*Records*:
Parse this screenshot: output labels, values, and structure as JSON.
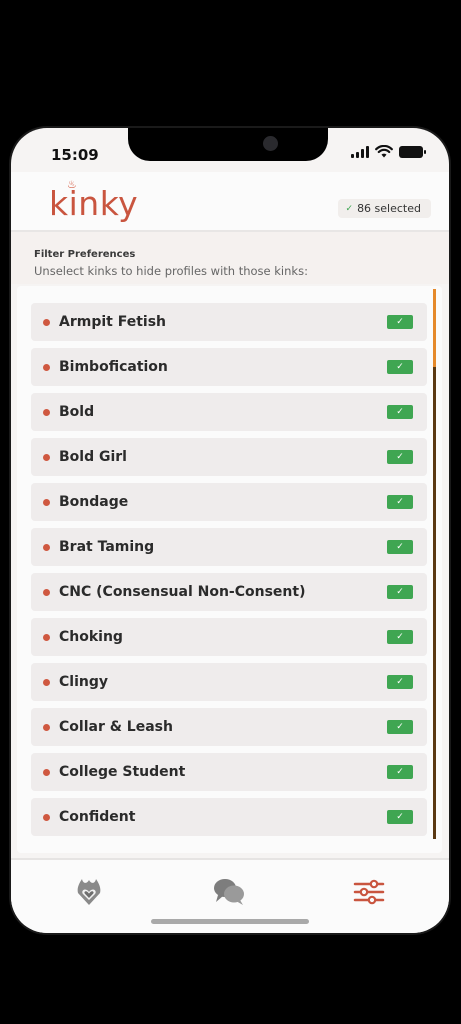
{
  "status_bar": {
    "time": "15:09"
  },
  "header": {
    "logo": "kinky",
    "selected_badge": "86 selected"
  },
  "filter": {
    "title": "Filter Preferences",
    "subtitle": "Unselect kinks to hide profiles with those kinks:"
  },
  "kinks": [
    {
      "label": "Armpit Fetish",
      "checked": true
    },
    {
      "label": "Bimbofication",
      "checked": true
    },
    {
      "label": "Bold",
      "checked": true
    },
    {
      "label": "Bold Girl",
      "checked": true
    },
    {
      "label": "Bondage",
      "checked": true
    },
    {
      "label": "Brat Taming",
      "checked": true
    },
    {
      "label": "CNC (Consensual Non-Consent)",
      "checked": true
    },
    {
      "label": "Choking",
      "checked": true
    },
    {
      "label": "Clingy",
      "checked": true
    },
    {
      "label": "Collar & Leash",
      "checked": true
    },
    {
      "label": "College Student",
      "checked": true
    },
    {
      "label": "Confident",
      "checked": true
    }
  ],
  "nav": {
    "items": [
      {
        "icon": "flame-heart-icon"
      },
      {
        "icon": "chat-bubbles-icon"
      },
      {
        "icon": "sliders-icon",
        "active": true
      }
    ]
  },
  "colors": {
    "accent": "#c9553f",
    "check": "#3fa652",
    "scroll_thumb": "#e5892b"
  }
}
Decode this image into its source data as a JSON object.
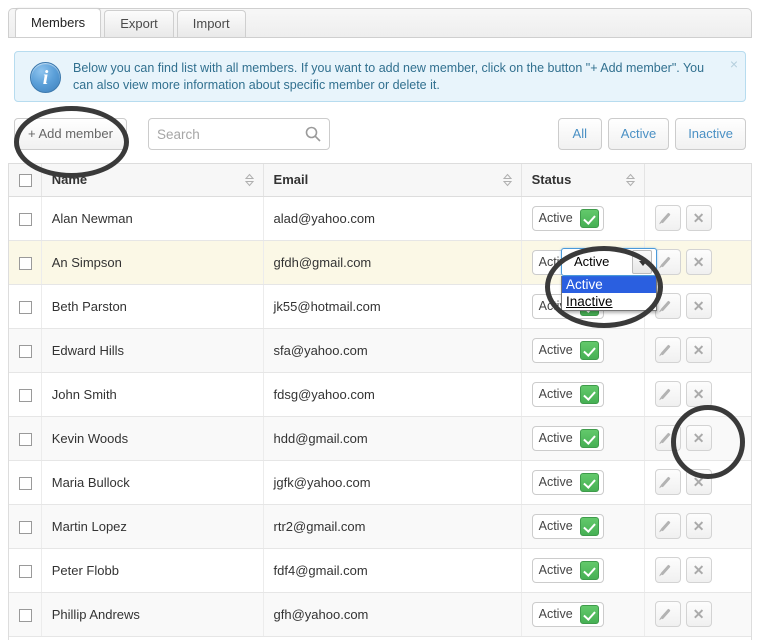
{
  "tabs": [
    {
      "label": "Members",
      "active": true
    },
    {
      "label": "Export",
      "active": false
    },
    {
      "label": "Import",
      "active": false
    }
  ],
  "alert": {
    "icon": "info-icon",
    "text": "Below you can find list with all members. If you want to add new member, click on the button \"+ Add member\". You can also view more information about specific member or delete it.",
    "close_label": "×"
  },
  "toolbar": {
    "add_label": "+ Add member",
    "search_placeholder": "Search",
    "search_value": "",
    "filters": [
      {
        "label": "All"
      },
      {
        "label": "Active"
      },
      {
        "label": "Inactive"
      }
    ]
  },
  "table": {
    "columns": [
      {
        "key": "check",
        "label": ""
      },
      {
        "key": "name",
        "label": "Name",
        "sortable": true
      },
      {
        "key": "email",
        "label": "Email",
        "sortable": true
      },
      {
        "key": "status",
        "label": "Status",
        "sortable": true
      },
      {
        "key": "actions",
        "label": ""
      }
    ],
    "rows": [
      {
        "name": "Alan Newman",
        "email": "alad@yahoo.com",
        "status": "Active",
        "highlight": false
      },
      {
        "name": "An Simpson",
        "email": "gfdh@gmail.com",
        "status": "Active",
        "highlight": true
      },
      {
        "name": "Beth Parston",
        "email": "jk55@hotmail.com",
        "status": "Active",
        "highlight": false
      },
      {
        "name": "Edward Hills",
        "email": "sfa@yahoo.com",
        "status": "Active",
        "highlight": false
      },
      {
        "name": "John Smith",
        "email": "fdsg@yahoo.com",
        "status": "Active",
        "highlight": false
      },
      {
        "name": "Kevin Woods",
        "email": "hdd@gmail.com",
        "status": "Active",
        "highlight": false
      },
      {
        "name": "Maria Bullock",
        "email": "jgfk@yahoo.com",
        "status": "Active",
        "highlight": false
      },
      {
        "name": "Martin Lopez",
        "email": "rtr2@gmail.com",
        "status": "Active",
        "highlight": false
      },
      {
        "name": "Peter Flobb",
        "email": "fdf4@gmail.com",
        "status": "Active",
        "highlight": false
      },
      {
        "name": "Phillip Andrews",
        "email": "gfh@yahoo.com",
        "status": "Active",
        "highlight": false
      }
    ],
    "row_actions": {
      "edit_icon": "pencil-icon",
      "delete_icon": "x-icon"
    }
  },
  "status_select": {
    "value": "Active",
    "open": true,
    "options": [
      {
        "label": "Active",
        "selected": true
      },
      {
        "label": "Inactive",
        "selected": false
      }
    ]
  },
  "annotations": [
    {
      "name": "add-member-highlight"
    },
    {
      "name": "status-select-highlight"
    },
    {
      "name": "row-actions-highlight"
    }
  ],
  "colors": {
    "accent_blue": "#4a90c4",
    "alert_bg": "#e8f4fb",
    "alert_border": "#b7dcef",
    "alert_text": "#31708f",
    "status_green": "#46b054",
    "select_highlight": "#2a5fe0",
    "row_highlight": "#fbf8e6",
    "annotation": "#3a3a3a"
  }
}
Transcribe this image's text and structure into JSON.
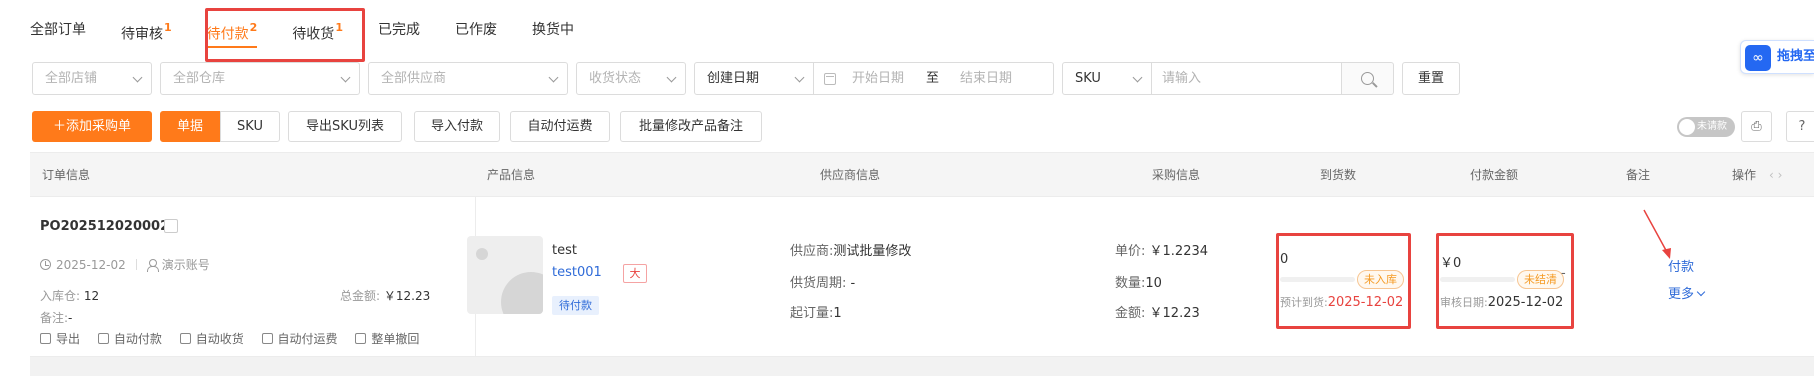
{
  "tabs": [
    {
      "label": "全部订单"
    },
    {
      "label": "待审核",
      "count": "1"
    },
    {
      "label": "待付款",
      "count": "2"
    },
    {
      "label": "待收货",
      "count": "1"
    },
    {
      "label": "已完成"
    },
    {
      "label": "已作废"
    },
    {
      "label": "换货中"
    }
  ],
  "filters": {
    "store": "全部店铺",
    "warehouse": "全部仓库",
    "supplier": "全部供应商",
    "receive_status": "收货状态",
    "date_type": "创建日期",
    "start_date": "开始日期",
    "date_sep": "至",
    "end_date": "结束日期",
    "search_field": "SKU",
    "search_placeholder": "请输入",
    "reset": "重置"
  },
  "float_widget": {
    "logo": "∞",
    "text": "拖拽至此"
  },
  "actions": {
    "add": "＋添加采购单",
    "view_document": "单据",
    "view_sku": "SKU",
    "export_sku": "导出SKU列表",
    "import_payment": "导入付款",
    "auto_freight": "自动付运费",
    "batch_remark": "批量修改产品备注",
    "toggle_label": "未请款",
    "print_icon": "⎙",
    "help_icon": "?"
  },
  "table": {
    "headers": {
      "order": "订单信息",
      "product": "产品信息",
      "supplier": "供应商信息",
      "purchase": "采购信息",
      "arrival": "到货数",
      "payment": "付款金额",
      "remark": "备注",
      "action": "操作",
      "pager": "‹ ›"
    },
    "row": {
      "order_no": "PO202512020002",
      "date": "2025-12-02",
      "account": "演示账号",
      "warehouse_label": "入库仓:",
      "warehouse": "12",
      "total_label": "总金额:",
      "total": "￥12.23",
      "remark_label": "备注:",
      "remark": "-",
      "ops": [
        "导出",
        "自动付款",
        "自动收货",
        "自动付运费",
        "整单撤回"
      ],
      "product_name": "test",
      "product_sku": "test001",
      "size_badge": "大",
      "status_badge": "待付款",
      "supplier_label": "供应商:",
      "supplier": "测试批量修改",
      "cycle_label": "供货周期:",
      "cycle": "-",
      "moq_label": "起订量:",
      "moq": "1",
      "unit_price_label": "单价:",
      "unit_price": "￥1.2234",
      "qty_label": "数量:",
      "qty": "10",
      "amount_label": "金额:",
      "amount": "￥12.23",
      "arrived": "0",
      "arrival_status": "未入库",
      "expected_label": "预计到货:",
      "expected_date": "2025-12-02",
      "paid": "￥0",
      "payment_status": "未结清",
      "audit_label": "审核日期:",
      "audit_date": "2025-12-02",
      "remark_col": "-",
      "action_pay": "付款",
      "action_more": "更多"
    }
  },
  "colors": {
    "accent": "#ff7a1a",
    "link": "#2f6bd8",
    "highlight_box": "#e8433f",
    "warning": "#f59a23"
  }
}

*Instructions to follow*:
Each line above is to be copied verbatim. Drop any image from the copy.

*Task result*:
Parse this screenshot: output labels, values, and structure as JSON.
{
  "status_bar": {
    "time": "15:09"
  },
  "header": {
    "logo": "kinky",
    "selected_badge": "86 selected"
  },
  "filter": {
    "title": "Filter Preferences",
    "subtitle": "Unselect kinks to hide profiles with those kinks:"
  },
  "kinks": [
    {
      "label": "Armpit Fetish",
      "checked": true
    },
    {
      "label": "Bimbofication",
      "checked": true
    },
    {
      "label": "Bold",
      "checked": true
    },
    {
      "label": "Bold Girl",
      "checked": true
    },
    {
      "label": "Bondage",
      "checked": true
    },
    {
      "label": "Brat Taming",
      "checked": true
    },
    {
      "label": "CNC (Consensual Non-Consent)",
      "checked": true
    },
    {
      "label": "Choking",
      "checked": true
    },
    {
      "label": "Clingy",
      "checked": true
    },
    {
      "label": "Collar & Leash",
      "checked": true
    },
    {
      "label": "College Student",
      "checked": true
    },
    {
      "label": "Confident",
      "checked": true
    }
  ],
  "nav": {
    "items": [
      {
        "icon": "flame-heart-icon"
      },
      {
        "icon": "chat-bubbles-icon"
      },
      {
        "icon": "sliders-icon",
        "active": true
      }
    ]
  },
  "colors": {
    "accent": "#c9553f",
    "check": "#3fa652",
    "scroll_thumb": "#e5892b"
  }
}
Decode this image into its source data as a JSON object.
{
  "tabs": [
    {
      "label": "Members",
      "active": true
    },
    {
      "label": "Export",
      "active": false
    },
    {
      "label": "Import",
      "active": false
    }
  ],
  "alert": {
    "icon": "info-icon",
    "text": "Below you can find list with all members. If you want to add new member, click on the button \"+ Add member\". You can also view more information about specific member or delete it.",
    "close_label": "×"
  },
  "toolbar": {
    "add_label": "+ Add member",
    "search_placeholder": "Search",
    "search_value": "",
    "filters": [
      {
        "label": "All"
      },
      {
        "label": "Active"
      },
      {
        "label": "Inactive"
      }
    ]
  },
  "table": {
    "columns": [
      {
        "key": "check",
        "label": ""
      },
      {
        "key": "name",
        "label": "Name",
        "sortable": true
      },
      {
        "key": "email",
        "label": "Email",
        "sortable": true
      },
      {
        "key": "status",
        "label": "Status",
        "sortable": true
      },
      {
        "key": "actions",
        "label": ""
      }
    ],
    "rows": [
      {
        "name": "Alan Newman",
        "email": "alad@yahoo.com",
        "status": "Active",
        "highlight": false
      },
      {
        "name": "An Simpson",
        "email": "gfdh@gmail.com",
        "status": "Active",
        "highlight": true
      },
      {
        "name": "Beth Parston",
        "email": "jk55@hotmail.com",
        "status": "Active",
        "highlight": false
      },
      {
        "name": "Edward Hills",
        "email": "sfa@yahoo.com",
        "status": "Active",
        "highlight": false
      },
      {
        "name": "John Smith",
        "email": "fdsg@yahoo.com",
        "status": "Active",
        "highlight": false
      },
      {
        "name": "Kevin Woods",
        "email": "hdd@gmail.com",
        "status": "Active",
        "highlight": false
      },
      {
        "name": "Maria Bullock",
        "email": "jgfk@yahoo.com",
        "status": "Active",
        "highlight": false
      },
      {
        "name": "Martin Lopez",
        "email": "rtr2@gmail.com",
        "status": "Active",
        "highlight": false
      },
      {
        "name": "Peter Flobb",
        "email": "fdf4@gmail.com",
        "status": "Active",
        "highlight": false
      },
      {
        "name": "Phillip Andrews",
        "email": "gfh@yahoo.com",
        "status": "Active",
        "highlight": false
      }
    ],
    "row_actions": {
      "edit_icon": "pencil-icon",
      "delete_icon": "x-icon"
    }
  },
  "status_select": {
    "value": "Active",
    "open": true,
    "options": [
      {
        "label": "Active",
        "selected": true
      },
      {
        "label": "Inactive",
        "selected": false
      }
    ]
  },
  "annotations": [
    {
      "name": "add-member-highlight"
    },
    {
      "name": "status-select-highlight"
    },
    {
      "name": "row-actions-highlight"
    }
  ],
  "colors": {
    "accent_blue": "#4a90c4",
    "alert_bg": "#e8f4fb",
    "alert_border": "#b7dcef",
    "alert_text": "#31708f",
    "status_green": "#46b054",
    "select_highlight": "#2a5fe0",
    "row_highlight": "#fbf8e6",
    "annotation": "#3a3a3a"
  }
}
Transcribe this image's text and structure into JSON.
{
  "tabs": [
    {
      "label": "全部订单"
    },
    {
      "label": "待审核",
      "count": "1"
    },
    {
      "label": "待付款",
      "count": "2"
    },
    {
      "label": "待收货",
      "count": "1"
    },
    {
      "label": "已完成"
    },
    {
      "label": "已作废"
    },
    {
      "label": "换货中"
    }
  ],
  "filters": {
    "store": "全部店铺",
    "warehouse": "全部仓库",
    "supplier": "全部供应商",
    "receive_status": "收货状态",
    "date_type": "创建日期",
    "start_date": "开始日期",
    "date_sep": "至",
    "end_date": "结束日期",
    "search_field": "SKU",
    "search_placeholder": "请输入",
    "reset": "重置"
  },
  "float_widget": {
    "logo": "∞",
    "text": "拖拽至此"
  },
  "actions": {
    "add": "＋添加采购单",
    "view_document": "单据",
    "view_sku": "SKU",
    "export_sku": "导出SKU列表",
    "import_payment": "导入付款",
    "auto_freight": "自动付运费",
    "batch_remark": "批量修改产品备注",
    "toggle_label": "未请款",
    "print_icon": "⎙",
    "help_icon": "?"
  },
  "table": {
    "headers": {
      "order": "订单信息",
      "product": "产品信息",
      "supplier": "供应商信息",
      "purchase": "采购信息",
      "arrival": "到货数",
      "payment": "付款金额",
      "remark": "备注",
      "action": "操作",
      "pager": "‹ ›"
    },
    "row": {
      "order_no": "PO202512020002",
      "date": "2025-12-02",
      "account": "演示账号",
      "warehouse_label": "入库仓:",
      "warehouse": "12",
      "total_label": "总金额:",
      "total": "￥12.23",
      "remark_label": "备注:",
      "remark": "-",
      "ops": [
        "导出",
        "自动付款",
        "自动收货",
        "自动付运费",
        "整单撤回"
      ],
      "product_name": "test",
      "product_sku": "test001",
      "size_badge": "大",
      "status_badge": "待付款",
      "supplier_label": "供应商:",
      "supplier": "测试批量修改",
      "cycle_label": "供货周期:",
      "cycle": "-",
      "moq_label": "起订量:",
      "moq": "1",
      "unit_price_label": "单价:",
      "unit_price": "￥1.2234",
      "qty_label": "数量:",
      "qty": "10",
      "amount_label": "金额:",
      "amount": "￥12.23",
      "arrived": "0",
      "arrival_status": "未入库",
      "expected_label": "预计到货:",
      "expected_date": "2025-12-02",
      "paid": "￥0",
      "payment_status": "未结清",
      "audit_label": "审核日期:",
      "audit_date": "2025-12-02",
      "remark_col": "-",
      "action_pay": "付款",
      "action_more": "更多"
    }
  },
  "colors": {
    "accent": "#ff7a1a",
    "link": "#2f6bd8",
    "highlight_box": "#e8433f",
    "warning": "#f59a23"
  }
}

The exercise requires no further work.